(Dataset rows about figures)
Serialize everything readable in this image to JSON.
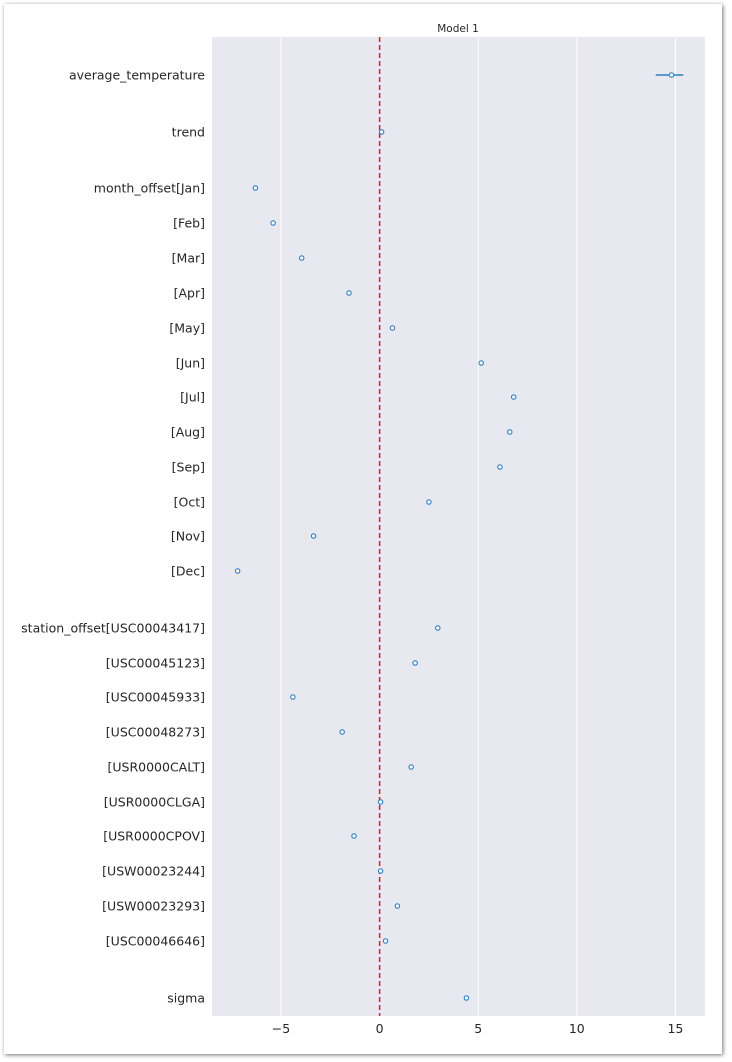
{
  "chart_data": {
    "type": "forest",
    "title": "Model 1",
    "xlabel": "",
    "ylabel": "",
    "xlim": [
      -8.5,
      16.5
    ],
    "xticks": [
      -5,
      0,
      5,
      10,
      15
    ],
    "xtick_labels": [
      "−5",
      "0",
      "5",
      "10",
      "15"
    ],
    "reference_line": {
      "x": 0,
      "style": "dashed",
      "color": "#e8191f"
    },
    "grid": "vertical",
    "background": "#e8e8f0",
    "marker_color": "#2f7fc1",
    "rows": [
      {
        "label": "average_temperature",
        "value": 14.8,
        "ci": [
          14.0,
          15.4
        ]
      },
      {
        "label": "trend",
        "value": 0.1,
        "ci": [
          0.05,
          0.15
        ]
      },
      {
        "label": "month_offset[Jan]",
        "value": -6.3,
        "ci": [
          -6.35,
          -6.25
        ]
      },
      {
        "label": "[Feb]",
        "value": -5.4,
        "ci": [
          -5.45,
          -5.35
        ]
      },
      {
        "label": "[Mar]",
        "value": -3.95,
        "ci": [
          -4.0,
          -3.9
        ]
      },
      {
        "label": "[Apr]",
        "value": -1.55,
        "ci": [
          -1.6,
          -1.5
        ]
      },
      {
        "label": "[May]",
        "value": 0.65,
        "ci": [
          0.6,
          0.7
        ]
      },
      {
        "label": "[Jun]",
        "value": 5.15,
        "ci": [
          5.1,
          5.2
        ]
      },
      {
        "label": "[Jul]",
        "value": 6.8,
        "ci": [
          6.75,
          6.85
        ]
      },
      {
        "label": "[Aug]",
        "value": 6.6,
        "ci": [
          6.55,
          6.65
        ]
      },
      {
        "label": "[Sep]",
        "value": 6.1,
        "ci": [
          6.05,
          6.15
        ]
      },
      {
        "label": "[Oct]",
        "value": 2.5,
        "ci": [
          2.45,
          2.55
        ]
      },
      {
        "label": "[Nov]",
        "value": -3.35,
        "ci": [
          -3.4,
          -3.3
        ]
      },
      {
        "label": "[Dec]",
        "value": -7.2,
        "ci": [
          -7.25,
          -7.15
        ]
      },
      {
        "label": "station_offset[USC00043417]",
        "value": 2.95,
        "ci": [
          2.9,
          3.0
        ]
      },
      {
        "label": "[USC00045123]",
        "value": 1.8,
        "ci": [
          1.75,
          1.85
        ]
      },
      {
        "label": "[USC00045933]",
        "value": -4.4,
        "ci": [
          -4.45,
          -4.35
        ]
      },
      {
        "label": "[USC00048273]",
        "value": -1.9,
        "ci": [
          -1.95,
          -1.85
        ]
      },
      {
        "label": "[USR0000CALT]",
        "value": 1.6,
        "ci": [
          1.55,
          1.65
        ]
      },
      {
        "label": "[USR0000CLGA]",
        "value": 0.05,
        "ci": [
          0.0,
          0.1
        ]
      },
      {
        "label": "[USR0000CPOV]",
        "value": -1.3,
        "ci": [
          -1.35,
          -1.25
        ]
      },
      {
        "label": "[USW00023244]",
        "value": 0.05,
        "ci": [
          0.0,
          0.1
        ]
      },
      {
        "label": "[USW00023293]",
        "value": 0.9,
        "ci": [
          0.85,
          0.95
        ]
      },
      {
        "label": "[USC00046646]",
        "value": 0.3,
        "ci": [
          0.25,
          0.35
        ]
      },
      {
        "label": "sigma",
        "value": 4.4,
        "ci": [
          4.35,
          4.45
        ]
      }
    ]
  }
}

• **Task description**
Pictures excluded, quote all the data above exactly.

• **Written answer**
Serialize everything readable in this image to JSON.
{
  "chart_data": {
    "type": "forest",
    "title": "Model 1",
    "xlabel": "",
    "ylabel": "",
    "xlim": [
      -8.5,
      16.5
    ],
    "xticks": [
      -5,
      0,
      5,
      10,
      15
    ],
    "xtick_labels": [
      "−5",
      "0",
      "5",
      "10",
      "15"
    ],
    "reference_line": {
      "x": 0,
      "style": "dashed",
      "color": "#e8191f"
    },
    "grid": "vertical",
    "background": "#e8e8f0",
    "marker_color": "#2f7fc1",
    "rows": [
      {
        "label": "average_temperature",
        "value": 14.8,
        "ci": [
          14.0,
          15.4
        ]
      },
      {
        "label": "trend",
        "value": 0.1,
        "ci": [
          0.05,
          0.15
        ]
      },
      {
        "label": "month_offset[Jan]",
        "value": -6.3,
        "ci": [
          -6.35,
          -6.25
        ]
      },
      {
        "label": "[Feb]",
        "value": -5.4,
        "ci": [
          -5.45,
          -5.35
        ]
      },
      {
        "label": "[Mar]",
        "value": -3.95,
        "ci": [
          -4.0,
          -3.9
        ]
      },
      {
        "label": "[Apr]",
        "value": -1.55,
        "ci": [
          -1.6,
          -1.5
        ]
      },
      {
        "label": "[May]",
        "value": 0.65,
        "ci": [
          0.6,
          0.7
        ]
      },
      {
        "label": "[Jun]",
        "value": 5.15,
        "ci": [
          5.1,
          5.2
        ]
      },
      {
        "label": "[Jul]",
        "value": 6.8,
        "ci": [
          6.75,
          6.85
        ]
      },
      {
        "label": "[Aug]",
        "value": 6.6,
        "ci": [
          6.55,
          6.65
        ]
      },
      {
        "label": "[Sep]",
        "value": 6.1,
        "ci": [
          6.05,
          6.15
        ]
      },
      {
        "label": "[Oct]",
        "value": 2.5,
        "ci": [
          2.45,
          2.55
        ]
      },
      {
        "label": "[Nov]",
        "value": -3.35,
        "ci": [
          -3.4,
          -3.3
        ]
      },
      {
        "label": "[Dec]",
        "value": -7.2,
        "ci": [
          -7.25,
          -7.15
        ]
      },
      {
        "label": "station_offset[USC00043417]",
        "value": 2.95,
        "ci": [
          2.9,
          3.0
        ]
      },
      {
        "label": "[USC00045123]",
        "value": 1.8,
        "ci": [
          1.75,
          1.85
        ]
      },
      {
        "label": "[USC00045933]",
        "value": -4.4,
        "ci": [
          -4.45,
          -4.35
        ]
      },
      {
        "label": "[USC00048273]",
        "value": -1.9,
        "ci": [
          -1.95,
          -1.85
        ]
      },
      {
        "label": "[USR0000CALT]",
        "value": 1.6,
        "ci": [
          1.55,
          1.65
        ]
      },
      {
        "label": "[USR0000CLGA]",
        "value": 0.05,
        "ci": [
          0.0,
          0.1
        ]
      },
      {
        "label": "[USR0000CPOV]",
        "value": -1.3,
        "ci": [
          -1.35,
          -1.25
        ]
      },
      {
        "label": "[USW00023244]",
        "value": 0.05,
        "ci": [
          0.0,
          0.1
        ]
      },
      {
        "label": "[USW00023293]",
        "value": 0.9,
        "ci": [
          0.85,
          0.95
        ]
      },
      {
        "label": "[USC00046646]",
        "value": 0.3,
        "ci": [
          0.25,
          0.35
        ]
      },
      {
        "label": "sigma",
        "value": 4.4,
        "ci": [
          4.35,
          4.45
        ]
      }
    ]
  }
}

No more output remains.